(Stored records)
## start
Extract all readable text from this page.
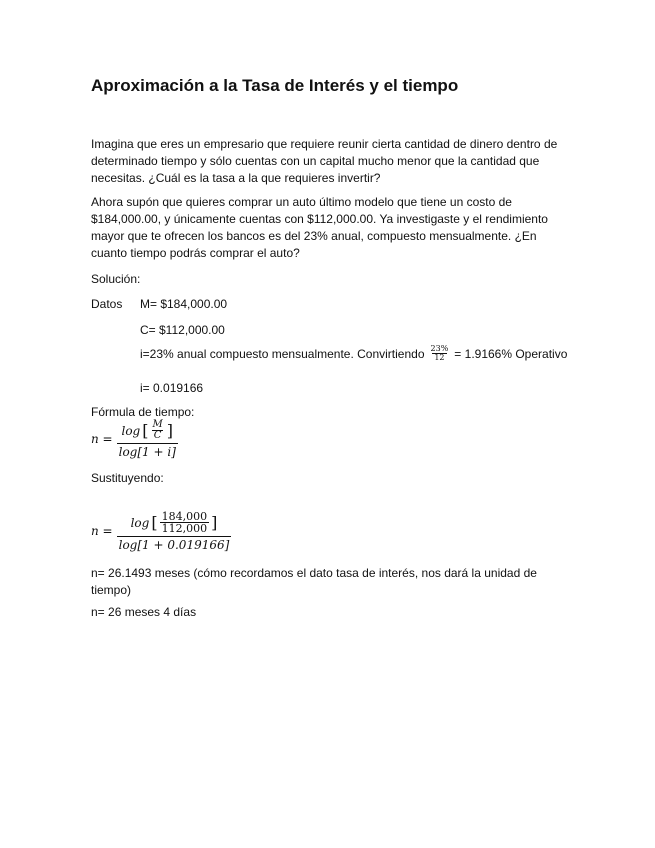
Aproximación a la Tasa de Interés y el tiempo

Imagina que eres un empresario que requiere reunir cierta cantidad de dinero dentro de determinado tiempo y sólo cuentas con un capital mucho menor que la cantidad que necesitas. ¿Cuál es la tasa a la que requieres invertir?

Ahora supón que quieres comprar un auto último modelo que tiene un costo de $184,000.00, y únicamente cuentas con $112,000.00. Ya investigaste y el rendimiento mayor que te ofrecen los bancos es del 23% anual, compuesto mensualmente. ¿En cuanto tiempo podrás comprar el auto?

Solución:
Datos M= $184,000.00
C= $112,000.00
i=23% anual compuesto mensualmente. Convirtiendo $\frac{23\%}{12} = 1.9166\%$ Operativo
i= 0.019166
Fórmula de tiempo:
n =
log [ $\frac{M}{C}$ ]
log[1 + i]
Sustituyendo:
n =
log [ $\frac{184,000}{112,000}$ ]
log[1 + 0.019166]

n= 26.1493 meses (cómo recordamos el dato tasa de interés, nos dará la unidad de tiempo)

n= 26 meses 4 días
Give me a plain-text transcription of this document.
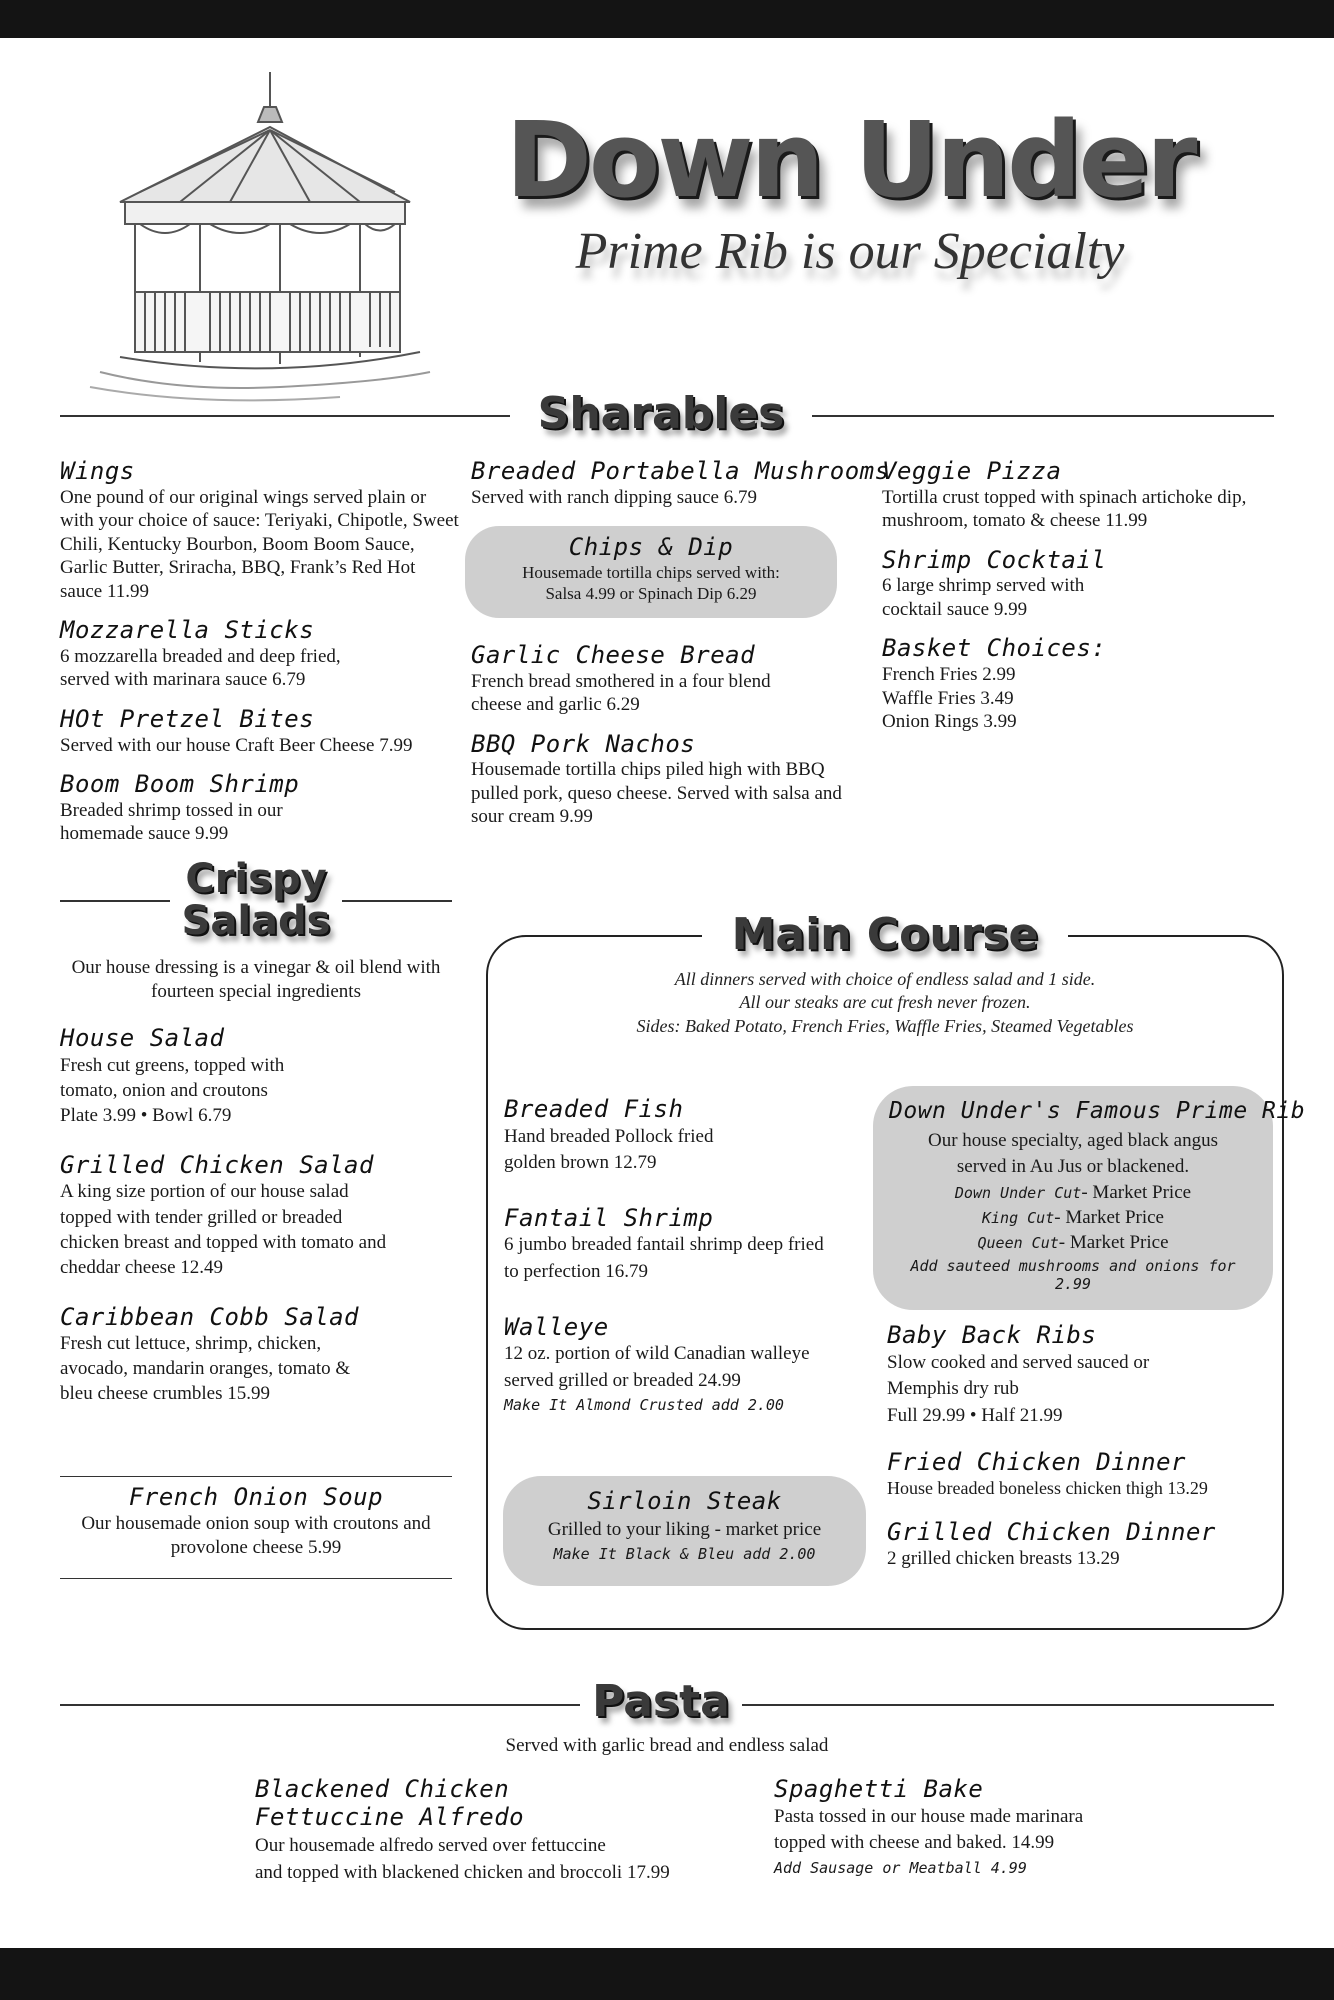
Down Under
Prime Rib is our Specialty
Sharables
Wings
One pound of our original wings served plain or with your choice of sauce: Teriyaki, Chipotle, Sweet Chili, Kentucky Bourbon, Boom Boom Sauce, Garlic Butter, Sriracha, BBQ, Frank’s Red Hot sauce 11.99
Mozzarella Sticks
6 mozzarella breaded and deep fried, served with marinara sauce 6.79
HOt Pretzel Bites
Served with our house Craft Beer Cheese 7.99
Boom Boom Shrimp
Breaded shrimp tossed in our homemade sauce 9.99
Breaded Portabella Mushrooms
Served with ranch dipping sauce 6.79
Chips & Dip
Housemade tortilla chips served with:
Salsa 4.99 or Spinach Dip 6.29
Garlic Cheese Bread
French bread smothered in a four blend cheese and garlic 6.29
BBQ Pork Nachos
Housemade tortilla chips piled high with BBQ pulled pork, queso cheese. Served with salsa and sour cream 9.99
Veggie Pizza
Tortilla crust topped with spinach artichoke dip, mushroom, tomato & cheese 11.99
Shrimp Cocktail
6 large shrimp served with cocktail sauce 9.99
Basket Choices:
French Fries 2.99
Waffle Fries 3.49
Onion Rings 3.99
Crispy
Salads
Our house dressing is a vinegar & oil blend with fourteen special ingredients
House Salad
Fresh cut greens, topped with tomato, onion and croutons
Plate 3.99 • Bowl 6.79
Grilled Chicken Salad
A king size portion of our house salad topped with tender grilled or breaded chicken breast and topped with tomato and cheddar cheese 12.49
Caribbean Cobb Salad
Fresh cut lettuce, shrimp, chicken, avocado, mandarin oranges, tomato & bleu cheese crumbles 15.99
French Onion Soup
Our housemade onion soup with croutons and provolone cheese 5.99
Main Course
All dinners served with choice of endless salad and 1 side.
All our steaks are cut fresh never frozen.
Sides: Baked Potato, French Fries, Waffle Fries, Steamed Vegetables
Breaded Fish
Hand breaded Pollock fried golden brown 12.79
Fantail Shrimp
6 jumbo breaded fantail shrimp deep fried to perfection 16.79
Walleye
12 oz. portion of wild Canadian walleye served grilled or breaded 24.99
Make It Almond Crusted add 2.00
Sirloin Steak
Grilled to your liking - market price
Make It Black & Bleu add 2.00
Down Under's Famous Prime Rib
Our house specialty, aged black angus served in Au Jus or blackened.
Down Under Cut- Market Price
King Cut- Market Price
Queen Cut- Market Price
Add sauteed mushrooms and onions for 2.99
Baby Back Ribs
Slow cooked and served sauced or Memphis dry rub
Full 29.99 • Half 21.99
Fried Chicken Dinner
House breaded boneless chicken thigh 13.29
Grilled Chicken Dinner
2 grilled chicken breasts 13.29
Pasta
Served with garlic bread and endless salad
Blackened Chicken
Fettuccine Alfredo
Our housemade alfredo served over fettuccine
and topped with blackened chicken and broccoli 17.99
Spaghetti Bake
Pasta tossed in our house made marinara topped with cheese and baked. 14.99
Add Sausage or Meatball 4.99
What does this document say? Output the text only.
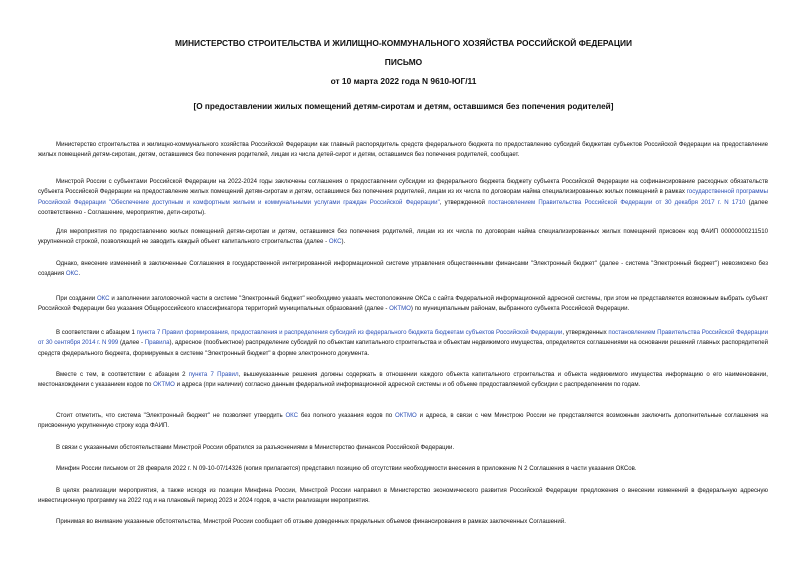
МИНИСТЕРСТВО СТРОИТЕЛЬСТВА И ЖИЛИЩНО-КОММУНАЛЬНОГО ХОЗЯЙСТВА РОССИЙСКОЙ ФЕДЕРАЦИИ
ПИСЬМО
от 10 марта 2022 года N 9610-ЮГ/11
[О предоставлении жилых помещений детям-сиротам и детям, оставшимся без попечения родителей]

Министерство строительства и жилищно-коммунального хозяйства Российской Федерации как главный распорядитель средств федерального бюджета по предоставлению субсидий бюджетам субъектов Российской Федерации на предоставление жилых помещений детям-сиротам, детям, оставшимся без попечения родителей, лицам из числа детей-сирот и детям, оставшимся без попечения родителей, сообщает.

Минстрой России с субъектами Российской Федерации на 2022-2024 годы заключены соглашения о предоставлении субсидии из федерального бюджета бюджету субъекта Российской Федерации на софинансирование расходных обязательств субъекта Российской Федерации на предоставление жилых помещений детям-сиротам и детям, оставшимся без попечения родителей, лицам из их числа по договорам найма специализированных жилых помещений в рамках государственной программы Российской Федерации "Обеспечение доступным и комфортным жильем и коммунальными услугами граждан Российской Федерации", утвержденной постановлением Правительства Российской Федерации от 30 декабря 2017 г. N 1710 (далее соответственно - Соглашение, мероприятие, дети-сироты).

Для мероприятия по предоставлению жилых помещений детям-сиротам и детям, оставшимся без попечения родителей, лицам из их числа по договорам найма специализированных жилых помещений присвоен код ФАИП 00000000211510 укрупненной строкой, позволяющий не заводить каждый объект капитального строительства (далее - ОКС).

Однако, внесение изменений в заключенные Соглашения в государственной интегрированной информационной системе управления общественными финансами "Электронный бюджет" (далее - система "Электронный бюджет") невозможно без создания ОКС.

При создании ОКС и заполнении заголовочной части в системе "Электронный бюджет" необходимо указать местоположение ОКСа с сайта Федеральной информационной адресной системы, при этом не представляется возможным выбрать субъект Российской Федерации без указания Общероссийского классификатора территорий муниципальных образований (далее - ОКТМО) по муниципальным районам, выбранного субъекта Российской Федерации.

В соответствии с абзацем 1 пункта 7 Правил формирования, предоставления и распределения субсидий из федерального бюджета бюджетам субъектов Российской Федерации, утвержденных постановлением Правительства Российской Федерации от 30 сентября 2014 г. N 999 (далее - Правила), адресное (пообъектное) распределение субсидий по объектам капитального строительства и объектам недвижимого имущества, определяется соглашениями на основании решений главных распорядителей средств федерального бюджета, формируемых в системе "Электронный бюджет" в форме электронного документа.

Вместе с тем, в соответствии с абзацем 2 пункта 7 Правил, вышеуказанные решения должны содержать в отношении каждого объекта капитального строительства и объекта недвижимого имущества информацию о его наименовании, местонахождении с указанием кодов по ОКТМО и адреса (при наличии) согласно данным федеральной информационной адресной системы и об объеме предоставляемой субсидии с распределением по годам.

Стоит отметить, что система "Электронный бюджет" не позволяет утвердить ОКС без полного указания кодов по ОКТМО и адреса, в связи с чем Минстрою России не представляется возможным заключить дополнительные соглашения на присвоенную укрупненную строку кода ФАИП.

В связи с указанными обстоятельствами Минстрой России обратился за разъяснениями в Министерство финансов Российской Федерации.

Минфин России письмом от 28 февраля 2022 г. N 09-10-07/14326 (копия прилагается) представил позицию об отсутствии необходимости внесения в приложение N 2 Соглашения в части указания ОКСов.

В целях реализации мероприятия, а также исходя из позиции Минфина России, Минстрой России направил в Министерство экономического развития Российской Федерации предложения о внесении изменений в федеральную адресную инвестиционную программу на 2022 год и на плановый период 2023 и 2024 годов, в части реализации мероприятия.

Принимая во внимание указанные обстоятельства, Минстрой России сообщает об отзыве доведенных предельных объемов финансирования в рамках заключенных Соглашений.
## end
REQUIRED TASK: Using the material above, gather every line that includes "Pasta".

EXPECTED ANSWER:
Pasta
Pasta tossed in our house made marinara topped with cheese and baked. 14.99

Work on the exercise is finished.